(Work instructions):
In full and without alteration, give the listing again.

(Records contained in a dataset)
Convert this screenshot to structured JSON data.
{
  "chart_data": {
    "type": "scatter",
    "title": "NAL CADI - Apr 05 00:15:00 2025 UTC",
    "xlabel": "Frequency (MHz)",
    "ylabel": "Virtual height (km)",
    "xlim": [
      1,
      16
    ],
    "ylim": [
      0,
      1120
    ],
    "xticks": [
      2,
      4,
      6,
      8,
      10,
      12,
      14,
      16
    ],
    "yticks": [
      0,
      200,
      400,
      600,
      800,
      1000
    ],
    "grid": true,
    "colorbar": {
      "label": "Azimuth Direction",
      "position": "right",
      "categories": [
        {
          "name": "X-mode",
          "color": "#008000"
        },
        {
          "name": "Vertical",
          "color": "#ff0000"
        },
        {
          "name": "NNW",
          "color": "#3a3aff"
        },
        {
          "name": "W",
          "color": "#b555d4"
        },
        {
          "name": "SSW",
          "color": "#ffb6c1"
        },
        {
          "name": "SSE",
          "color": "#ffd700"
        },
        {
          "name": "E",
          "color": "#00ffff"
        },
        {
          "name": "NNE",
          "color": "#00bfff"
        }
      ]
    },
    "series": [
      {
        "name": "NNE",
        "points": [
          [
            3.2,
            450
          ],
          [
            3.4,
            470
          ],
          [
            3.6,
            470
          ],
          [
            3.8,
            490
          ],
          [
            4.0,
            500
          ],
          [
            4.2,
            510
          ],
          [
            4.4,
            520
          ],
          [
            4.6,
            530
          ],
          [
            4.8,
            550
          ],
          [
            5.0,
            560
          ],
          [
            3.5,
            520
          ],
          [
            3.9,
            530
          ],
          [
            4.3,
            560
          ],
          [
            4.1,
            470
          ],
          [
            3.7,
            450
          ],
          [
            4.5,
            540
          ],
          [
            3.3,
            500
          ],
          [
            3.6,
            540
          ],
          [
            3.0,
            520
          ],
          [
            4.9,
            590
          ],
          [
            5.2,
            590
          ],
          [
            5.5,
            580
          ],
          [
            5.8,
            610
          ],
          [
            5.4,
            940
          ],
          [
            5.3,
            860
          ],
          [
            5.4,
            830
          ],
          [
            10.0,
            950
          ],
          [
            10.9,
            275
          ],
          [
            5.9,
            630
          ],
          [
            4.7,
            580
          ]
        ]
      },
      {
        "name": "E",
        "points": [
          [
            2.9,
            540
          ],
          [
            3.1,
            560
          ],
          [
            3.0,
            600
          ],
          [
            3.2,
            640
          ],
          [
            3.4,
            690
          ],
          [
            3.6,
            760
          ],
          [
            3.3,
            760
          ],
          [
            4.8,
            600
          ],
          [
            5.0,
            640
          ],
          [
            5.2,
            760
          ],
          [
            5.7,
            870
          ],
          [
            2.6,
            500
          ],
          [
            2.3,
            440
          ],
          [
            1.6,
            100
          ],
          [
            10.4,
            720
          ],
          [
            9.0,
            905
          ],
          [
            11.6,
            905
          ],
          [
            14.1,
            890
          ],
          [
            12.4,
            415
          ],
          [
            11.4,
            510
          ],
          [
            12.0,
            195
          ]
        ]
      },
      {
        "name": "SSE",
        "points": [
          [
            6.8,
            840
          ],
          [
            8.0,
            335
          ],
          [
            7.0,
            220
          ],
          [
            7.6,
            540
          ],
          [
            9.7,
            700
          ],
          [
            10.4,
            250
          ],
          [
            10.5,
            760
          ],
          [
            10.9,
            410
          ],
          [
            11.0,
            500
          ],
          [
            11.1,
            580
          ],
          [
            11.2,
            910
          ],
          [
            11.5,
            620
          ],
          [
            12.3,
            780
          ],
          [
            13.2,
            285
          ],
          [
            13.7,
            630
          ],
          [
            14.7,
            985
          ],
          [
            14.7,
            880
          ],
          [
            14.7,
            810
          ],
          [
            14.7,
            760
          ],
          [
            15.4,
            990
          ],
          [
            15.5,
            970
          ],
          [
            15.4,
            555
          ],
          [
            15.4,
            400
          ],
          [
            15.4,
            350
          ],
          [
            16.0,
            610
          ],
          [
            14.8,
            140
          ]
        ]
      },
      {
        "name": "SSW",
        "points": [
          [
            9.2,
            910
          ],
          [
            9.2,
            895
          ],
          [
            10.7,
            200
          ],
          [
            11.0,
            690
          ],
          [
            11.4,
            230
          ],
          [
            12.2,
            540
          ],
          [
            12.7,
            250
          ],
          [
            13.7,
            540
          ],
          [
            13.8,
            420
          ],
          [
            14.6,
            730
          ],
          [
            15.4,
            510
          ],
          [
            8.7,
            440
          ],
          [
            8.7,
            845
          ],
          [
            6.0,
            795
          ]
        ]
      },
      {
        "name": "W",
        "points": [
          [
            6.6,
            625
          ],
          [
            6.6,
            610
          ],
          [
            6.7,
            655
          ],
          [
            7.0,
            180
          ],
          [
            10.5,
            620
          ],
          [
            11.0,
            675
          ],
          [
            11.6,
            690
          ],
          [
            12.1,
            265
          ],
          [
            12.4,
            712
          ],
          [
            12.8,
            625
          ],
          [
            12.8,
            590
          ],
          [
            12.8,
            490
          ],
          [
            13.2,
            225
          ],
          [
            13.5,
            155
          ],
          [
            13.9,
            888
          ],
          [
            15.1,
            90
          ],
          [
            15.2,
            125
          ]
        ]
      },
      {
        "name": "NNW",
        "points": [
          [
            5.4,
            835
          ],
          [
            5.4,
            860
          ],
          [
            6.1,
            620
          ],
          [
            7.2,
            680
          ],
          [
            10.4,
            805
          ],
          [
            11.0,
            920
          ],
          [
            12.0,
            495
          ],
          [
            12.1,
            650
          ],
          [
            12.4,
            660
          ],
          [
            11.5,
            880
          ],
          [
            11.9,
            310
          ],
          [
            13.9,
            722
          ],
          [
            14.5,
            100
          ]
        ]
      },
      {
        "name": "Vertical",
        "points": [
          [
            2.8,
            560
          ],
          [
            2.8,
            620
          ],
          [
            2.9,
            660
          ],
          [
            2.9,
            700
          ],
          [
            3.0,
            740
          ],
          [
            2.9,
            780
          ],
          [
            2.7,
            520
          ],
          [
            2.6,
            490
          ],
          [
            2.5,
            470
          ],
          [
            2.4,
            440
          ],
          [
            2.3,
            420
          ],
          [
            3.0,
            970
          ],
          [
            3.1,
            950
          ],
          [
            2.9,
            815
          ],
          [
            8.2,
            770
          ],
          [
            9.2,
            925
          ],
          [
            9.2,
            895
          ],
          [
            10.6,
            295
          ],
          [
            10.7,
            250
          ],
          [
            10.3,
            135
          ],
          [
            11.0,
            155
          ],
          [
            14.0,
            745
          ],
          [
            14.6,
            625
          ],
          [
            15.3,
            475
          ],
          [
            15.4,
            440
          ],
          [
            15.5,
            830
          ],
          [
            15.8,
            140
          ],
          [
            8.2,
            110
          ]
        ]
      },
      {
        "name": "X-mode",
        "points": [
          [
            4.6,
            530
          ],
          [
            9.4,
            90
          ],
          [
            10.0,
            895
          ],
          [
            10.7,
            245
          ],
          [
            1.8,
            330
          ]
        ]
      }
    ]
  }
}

(Solved problem):
Convert this screenshot to structured JSON data.
{
  "chart_data": {
    "type": "scatter",
    "title": "NAL CADI - Apr 05 00:15:00 2025 UTC",
    "xlabel": "Frequency (MHz)",
    "ylabel": "Virtual height (km)",
    "xlim": [
      1,
      16
    ],
    "ylim": [
      0,
      1120
    ],
    "xticks": [
      2,
      4,
      6,
      8,
      10,
      12,
      14,
      16
    ],
    "yticks": [
      0,
      200,
      400,
      600,
      800,
      1000
    ],
    "grid": true,
    "colorbar": {
      "label": "Azimuth Direction",
      "position": "right",
      "categories": [
        {
          "name": "X-mode",
          "color": "#008000"
        },
        {
          "name": "Vertical",
          "color": "#ff0000"
        },
        {
          "name": "NNW",
          "color": "#3a3aff"
        },
        {
          "name": "W",
          "color": "#b555d4"
        },
        {
          "name": "SSW",
          "color": "#ffb6c1"
        },
        {
          "name": "SSE",
          "color": "#ffd700"
        },
        {
          "name": "E",
          "color": "#00ffff"
        },
        {
          "name": "NNE",
          "color": "#00bfff"
        }
      ]
    },
    "series": [
      {
        "name": "NNE",
        "points": [
          [
            3.2,
            450
          ],
          [
            3.4,
            470
          ],
          [
            3.6,
            470
          ],
          [
            3.8,
            490
          ],
          [
            4.0,
            500
          ],
          [
            4.2,
            510
          ],
          [
            4.4,
            520
          ],
          [
            4.6,
            530
          ],
          [
            4.8,
            550
          ],
          [
            5.0,
            560
          ],
          [
            3.5,
            520
          ],
          [
            3.9,
            530
          ],
          [
            4.3,
            560
          ],
          [
            4.1,
            470
          ],
          [
            3.7,
            450
          ],
          [
            4.5,
            540
          ],
          [
            3.3,
            500
          ],
          [
            3.6,
            540
          ],
          [
            3.0,
            520
          ],
          [
            4.9,
            590
          ],
          [
            5.2,
            590
          ],
          [
            5.5,
            580
          ],
          [
            5.8,
            610
          ],
          [
            5.4,
            940
          ],
          [
            5.3,
            860
          ],
          [
            5.4,
            830
          ],
          [
            10.0,
            950
          ],
          [
            10.9,
            275
          ],
          [
            5.9,
            630
          ],
          [
            4.7,
            580
          ]
        ]
      },
      {
        "name": "E",
        "points": [
          [
            2.9,
            540
          ],
          [
            3.1,
            560
          ],
          [
            3.0,
            600
          ],
          [
            3.2,
            640
          ],
          [
            3.4,
            690
          ],
          [
            3.6,
            760
          ],
          [
            3.3,
            760
          ],
          [
            4.8,
            600
          ],
          [
            5.0,
            640
          ],
          [
            5.2,
            760
          ],
          [
            5.7,
            870
          ],
          [
            2.6,
            500
          ],
          [
            2.3,
            440
          ],
          [
            1.6,
            100
          ],
          [
            10.4,
            720
          ],
          [
            9.0,
            905
          ],
          [
            11.6,
            905
          ],
          [
            14.1,
            890
          ],
          [
            12.4,
            415
          ],
          [
            11.4,
            510
          ],
          [
            12.0,
            195
          ]
        ]
      },
      {
        "name": "SSE",
        "points": [
          [
            6.8,
            840
          ],
          [
            8.0,
            335
          ],
          [
            7.0,
            220
          ],
          [
            7.6,
            540
          ],
          [
            9.7,
            700
          ],
          [
            10.4,
            250
          ],
          [
            10.5,
            760
          ],
          [
            10.9,
            410
          ],
          [
            11.0,
            500
          ],
          [
            11.1,
            580
          ],
          [
            11.2,
            910
          ],
          [
            11.5,
            620
          ],
          [
            12.3,
            780
          ],
          [
            13.2,
            285
          ],
          [
            13.7,
            630
          ],
          [
            14.7,
            985
          ],
          [
            14.7,
            880
          ],
          [
            14.7,
            810
          ],
          [
            14.7,
            760
          ],
          [
            15.4,
            990
          ],
          [
            15.5,
            970
          ],
          [
            15.4,
            555
          ],
          [
            15.4,
            400
          ],
          [
            15.4,
            350
          ],
          [
            16.0,
            610
          ],
          [
            14.8,
            140
          ]
        ]
      },
      {
        "name": "SSW",
        "points": [
          [
            9.2,
            910
          ],
          [
            9.2,
            895
          ],
          [
            10.7,
            200
          ],
          [
            11.0,
            690
          ],
          [
            11.4,
            230
          ],
          [
            12.2,
            540
          ],
          [
            12.7,
            250
          ],
          [
            13.7,
            540
          ],
          [
            13.8,
            420
          ],
          [
            14.6,
            730
          ],
          [
            15.4,
            510
          ],
          [
            8.7,
            440
          ],
          [
            8.7,
            845
          ],
          [
            6.0,
            795
          ]
        ]
      },
      {
        "name": "W",
        "points": [
          [
            6.6,
            625
          ],
          [
            6.6,
            610
          ],
          [
            6.7,
            655
          ],
          [
            7.0,
            180
          ],
          [
            10.5,
            620
          ],
          [
            11.0,
            675
          ],
          [
            11.6,
            690
          ],
          [
            12.1,
            265
          ],
          [
            12.4,
            712
          ],
          [
            12.8,
            625
          ],
          [
            12.8,
            590
          ],
          [
            12.8,
            490
          ],
          [
            13.2,
            225
          ],
          [
            13.5,
            155
          ],
          [
            13.9,
            888
          ],
          [
            15.1,
            90
          ],
          [
            15.2,
            125
          ]
        ]
      },
      {
        "name": "NNW",
        "points": [
          [
            5.4,
            835
          ],
          [
            5.4,
            860
          ],
          [
            6.1,
            620
          ],
          [
            7.2,
            680
          ],
          [
            10.4,
            805
          ],
          [
            11.0,
            920
          ],
          [
            12.0,
            495
          ],
          [
            12.1,
            650
          ],
          [
            12.4,
            660
          ],
          [
            11.5,
            880
          ],
          [
            11.9,
            310
          ],
          [
            13.9,
            722
          ],
          [
            14.5,
            100
          ]
        ]
      },
      {
        "name": "Vertical",
        "points": [
          [
            2.8,
            560
          ],
          [
            2.8,
            620
          ],
          [
            2.9,
            660
          ],
          [
            2.9,
            700
          ],
          [
            3.0,
            740
          ],
          [
            2.9,
            780
          ],
          [
            2.7,
            520
          ],
          [
            2.6,
            490
          ],
          [
            2.5,
            470
          ],
          [
            2.4,
            440
          ],
          [
            2.3,
            420
          ],
          [
            3.0,
            970
          ],
          [
            3.1,
            950
          ],
          [
            2.9,
            815
          ],
          [
            8.2,
            770
          ],
          [
            9.2,
            925
          ],
          [
            9.2,
            895
          ],
          [
            10.6,
            295
          ],
          [
            10.7,
            250
          ],
          [
            10.3,
            135
          ],
          [
            11.0,
            155
          ],
          [
            14.0,
            745
          ],
          [
            14.6,
            625
          ],
          [
            15.3,
            475
          ],
          [
            15.4,
            440
          ],
          [
            15.5,
            830
          ],
          [
            15.8,
            140
          ],
          [
            8.2,
            110
          ]
        ]
      },
      {
        "name": "X-mode",
        "points": [
          [
            4.6,
            530
          ],
          [
            9.4,
            90
          ],
          [
            10.0,
            895
          ],
          [
            10.7,
            245
          ],
          [
            1.8,
            330
          ]
        ]
      }
    ]
  }
}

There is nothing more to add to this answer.